*Do this*. Your task is to copy the material exactly.

*Exercise input*.
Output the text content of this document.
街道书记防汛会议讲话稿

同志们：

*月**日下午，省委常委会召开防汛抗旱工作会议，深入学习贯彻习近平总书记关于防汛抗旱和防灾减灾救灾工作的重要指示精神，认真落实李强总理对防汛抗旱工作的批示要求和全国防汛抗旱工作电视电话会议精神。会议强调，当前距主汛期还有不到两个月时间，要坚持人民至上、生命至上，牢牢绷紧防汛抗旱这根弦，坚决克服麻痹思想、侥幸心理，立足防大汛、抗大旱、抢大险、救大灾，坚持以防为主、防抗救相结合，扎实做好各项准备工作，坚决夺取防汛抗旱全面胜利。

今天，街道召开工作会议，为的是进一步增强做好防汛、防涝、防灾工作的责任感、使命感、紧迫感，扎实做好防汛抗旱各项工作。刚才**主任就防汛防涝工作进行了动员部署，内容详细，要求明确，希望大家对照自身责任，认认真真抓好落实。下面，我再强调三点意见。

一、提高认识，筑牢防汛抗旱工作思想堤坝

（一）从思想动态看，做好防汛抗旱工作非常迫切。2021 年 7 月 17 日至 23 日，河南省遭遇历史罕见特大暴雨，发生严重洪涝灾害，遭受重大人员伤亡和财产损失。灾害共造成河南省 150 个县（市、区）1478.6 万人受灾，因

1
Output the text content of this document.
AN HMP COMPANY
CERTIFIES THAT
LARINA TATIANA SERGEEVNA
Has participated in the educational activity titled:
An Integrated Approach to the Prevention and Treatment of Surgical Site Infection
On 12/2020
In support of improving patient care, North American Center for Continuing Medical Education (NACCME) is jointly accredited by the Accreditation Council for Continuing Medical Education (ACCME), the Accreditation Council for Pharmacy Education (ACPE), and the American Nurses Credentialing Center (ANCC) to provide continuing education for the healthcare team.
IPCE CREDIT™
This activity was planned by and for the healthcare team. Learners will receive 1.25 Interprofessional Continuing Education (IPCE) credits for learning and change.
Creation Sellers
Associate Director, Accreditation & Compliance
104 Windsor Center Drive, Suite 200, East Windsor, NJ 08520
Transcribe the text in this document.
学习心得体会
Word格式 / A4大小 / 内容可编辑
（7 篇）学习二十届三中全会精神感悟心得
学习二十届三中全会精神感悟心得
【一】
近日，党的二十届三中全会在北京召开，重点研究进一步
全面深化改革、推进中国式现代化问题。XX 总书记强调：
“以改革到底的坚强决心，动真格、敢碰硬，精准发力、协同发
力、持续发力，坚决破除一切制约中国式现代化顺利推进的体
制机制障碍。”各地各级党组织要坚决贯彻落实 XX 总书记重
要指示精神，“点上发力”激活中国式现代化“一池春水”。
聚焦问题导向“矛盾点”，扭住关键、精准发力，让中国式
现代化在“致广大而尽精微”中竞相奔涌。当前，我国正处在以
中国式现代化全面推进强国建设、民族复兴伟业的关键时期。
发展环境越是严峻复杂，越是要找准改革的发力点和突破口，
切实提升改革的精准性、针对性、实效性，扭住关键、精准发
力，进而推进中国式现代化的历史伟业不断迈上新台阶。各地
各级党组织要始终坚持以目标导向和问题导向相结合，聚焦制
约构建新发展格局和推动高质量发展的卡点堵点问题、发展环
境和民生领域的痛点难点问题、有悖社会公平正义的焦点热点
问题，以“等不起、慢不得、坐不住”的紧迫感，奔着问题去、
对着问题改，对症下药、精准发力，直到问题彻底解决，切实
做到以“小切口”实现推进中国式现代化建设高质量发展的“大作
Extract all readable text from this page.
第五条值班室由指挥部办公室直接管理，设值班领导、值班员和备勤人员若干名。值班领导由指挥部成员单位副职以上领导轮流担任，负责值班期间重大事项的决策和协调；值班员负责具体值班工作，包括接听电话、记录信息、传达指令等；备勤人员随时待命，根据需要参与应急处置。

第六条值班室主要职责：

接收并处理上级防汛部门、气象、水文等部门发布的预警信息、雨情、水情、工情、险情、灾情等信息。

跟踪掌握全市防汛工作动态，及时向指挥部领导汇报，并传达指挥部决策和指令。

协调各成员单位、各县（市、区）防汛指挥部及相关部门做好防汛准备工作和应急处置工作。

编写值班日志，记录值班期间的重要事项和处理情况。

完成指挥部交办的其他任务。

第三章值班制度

*Written answer*.
Output the text content of this document.
街道书记防汛会议讲话稿

同志们：

*月**日下午，省委常委会召开防汛抗旱工作会议，深入学习贯彻习近平总书记关于防汛抗旱和防灾减灾救灾工作的重要指示精神，认真落实李强总理对防汛抗旱工作的批示要求和全国防汛抗旱工作电视电话会议精神。会议强调，当前距主汛期还有不到两个月时间，要坚持人民至上、生命至上，牢牢绷紧防汛抗旱这根弦，坚决克服麻痹思想、侥幸心理，立足防大汛、抗大旱、抢大险、救大灾，坚持以防为主、防抗救相结合，扎实做好各项准备工作，坚决夺取防汛抗旱全面胜利。

今天，街道召开工作会议，为的是进一步增强做好防汛、防涝、防灾工作的责任感、使命感、紧迫感，扎实做好防汛抗旱各项工作。刚才**主任就防汛防涝工作进行了动员部署，内容详细，要求明确，希望大家对照自身责任，认认真真抓好落实。下面，我再强调三点意见。

一、提高认识，筑牢防汛抗旱工作思想堤坝

（一）从思想动态看，做好防汛抗旱工作非常迫切。2021 年 7 月 17 日至 23 日，河南省遭遇历史罕见特大暴雨，发生严重洪涝灾害，遭受重大人员伤亡和财产损失。灾害共造成河南省 150 个县（市、区）1478.6 万人受灾，因

1
Output the text content of this document.
AN HMP COMPANY
CERTIFIES THAT
LARINA TATIANA SERGEEVNA
Has participated in the educational activity titled:
An Integrated Approach to the Prevention and Treatment of Surgical Site Infection
On 12/2020
In support of improving patient care, North American Center for Continuing Medical Education (NACCME) is jointly accredited by the Accreditation Council for Continuing Medical Education (ACCME), the Accreditation Council for Pharmacy Education (ACPE), and the American Nurses Credentialing Center (ANCC) to provide continuing education for the healthcare team.
IPCE CREDIT™
This activity was planned by and for the healthcare team. Learners will receive 1.25 Interprofessional Continuing Education (IPCE) credits for learning and change.
Creation Sellers
Associate Director, Accreditation & Compliance
104 Windsor Center Drive, Suite 200, East Windsor, NJ 08520
Transcribe the text in this document.
学习心得体会
Word格式 / A4大小 / 内容可编辑
（7 篇）学习二十届三中全会精神感悟心得
学习二十届三中全会精神感悟心得
【一】
近日，党的二十届三中全会在北京召开，重点研究进一步
全面深化改革、推进中国式现代化问题。XX 总书记强调：
“以改革到底的坚强决心，动真格、敢碰硬，精准发力、协同发
力、持续发力，坚决破除一切制约中国式现代化顺利推进的体
制机制障碍。”各地各级党组织要坚决贯彻落实 XX 总书记重
要指示精神，“点上发力”激活中国式现代化“一池春水”。
聚焦问题导向“矛盾点”，扭住关键、精准发力，让中国式
现代化在“致广大而尽精微”中竞相奔涌。当前，我国正处在以
中国式现代化全面推进强国建设、民族复兴伟业的关键时期。
发展环境越是严峻复杂，越是要找准改革的发力点和突破口，
切实提升改革的精准性、针对性、实效性，扭住关键、精准发
力，进而推进中国式现代化的历史伟业不断迈上新台阶。各地
各级党组织要始终坚持以目标导向和问题导向相结合，聚焦制
约构建新发展格局和推动高质量发展的卡点堵点问题、发展环
境和民生领域的痛点难点问题、有悖社会公平正义的焦点热点
问题，以“等不起、慢不得、坐不住”的紧迫感，奔着问题去、
对着问题改，对症下药、精准发力，直到问题彻底解决，切实
做到以“小切口”实现推进中国式现代化建设高质量发展的“大作
Extract all readable text from this page.
第五条值班室由指挥部办公室直接管理，设值班领导、值班员和备勤人员若干名。值班领导由指挥部成员单位副职以上领导轮流担任，负责值班期间重大事项的决策和协调；值班员负责具体值班工作，包括接听电话、记录信息、传达指令等；备勤人员随时待命，根据需要参与应急处置。

第六条值班室主要职责：

接收并处理上级防汛部门、气象、水文等部门发布的预警信息、雨情、水情、工情、险情、灾情等信息。

跟踪掌握全市防汛工作动态，及时向指挥部领导汇报，并传达指挥部决策和指令。

协调各成员单位、各县（市、区）防汛指挥部及相关部门做好防汛准备工作和应急处置工作。

编写值班日志，记录值班期间的重要事项和处理情况。

完成指挥部交办的其他任务。

第三章值班制度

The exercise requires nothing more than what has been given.